◆ TASK GOAL: Return the records that follow, matching each one exactly.

(Collection entries)
--------------------------------------------------

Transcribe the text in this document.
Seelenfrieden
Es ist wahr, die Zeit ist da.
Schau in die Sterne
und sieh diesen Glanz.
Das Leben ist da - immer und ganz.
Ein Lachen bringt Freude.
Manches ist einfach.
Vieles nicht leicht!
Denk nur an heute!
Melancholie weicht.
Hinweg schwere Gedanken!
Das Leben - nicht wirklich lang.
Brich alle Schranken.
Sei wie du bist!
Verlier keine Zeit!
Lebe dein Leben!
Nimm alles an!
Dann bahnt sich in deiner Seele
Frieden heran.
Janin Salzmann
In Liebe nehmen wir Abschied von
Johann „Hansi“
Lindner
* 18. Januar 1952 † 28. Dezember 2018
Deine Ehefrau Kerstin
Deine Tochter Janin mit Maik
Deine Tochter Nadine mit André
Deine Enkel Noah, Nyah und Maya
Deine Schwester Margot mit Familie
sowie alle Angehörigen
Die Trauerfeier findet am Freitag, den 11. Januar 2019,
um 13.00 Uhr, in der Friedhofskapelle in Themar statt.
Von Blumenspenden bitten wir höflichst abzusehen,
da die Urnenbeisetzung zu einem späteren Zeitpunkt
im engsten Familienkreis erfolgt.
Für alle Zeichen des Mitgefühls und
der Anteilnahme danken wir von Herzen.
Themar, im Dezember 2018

--------------------------------------------------

◆ TASK RESULT:
Transcribe the text in this document.
Seelenfrieden
Es ist wahr, die Zeit ist da.
Schau in die Sterne
und sieh diesen Glanz.
Das Leben ist da - immer und ganz.
Ein Lachen bringt Freude.
Manches ist einfach.
Vieles nicht leicht!
Denk nur an heute!
Melancholie weicht.
Hinweg schwere Gedanken!
Das Leben - nicht wirklich lang.
Brich alle Schranken.
Sei wie du bist!
Verlier keine Zeit!
Lebe dein Leben!
Nimm alles an!
Dann bahnt sich in deiner Seele
Frieden heran.
Janin Salzmann
In Liebe nehmen wir Abschied von
Johann „Hansi“
Lindner
* 18. Januar 1952 † 28. Dezember 2018
Deine Ehefrau Kerstin
Deine Tochter Janin mit Maik
Deine Tochter Nadine mit André
Deine Enkel Noah, Nyah und Maya
Deine Schwester Margot mit Familie
sowie alle Angehörigen
Die Trauerfeier findet am Freitag, den 11. Januar 2019,
um 13.00 Uhr, in der Friedhofskapelle in Themar statt.
Von Blumenspenden bitten wir höflichst abzusehen,
da die Urnenbeisetzung zu einem späteren Zeitpunkt
im engsten Familienkreis erfolgt.
Für alle Zeichen des Mitgefühls und
der Anteilnahme danken wir von Herzen.
Themar, im Dezember 2018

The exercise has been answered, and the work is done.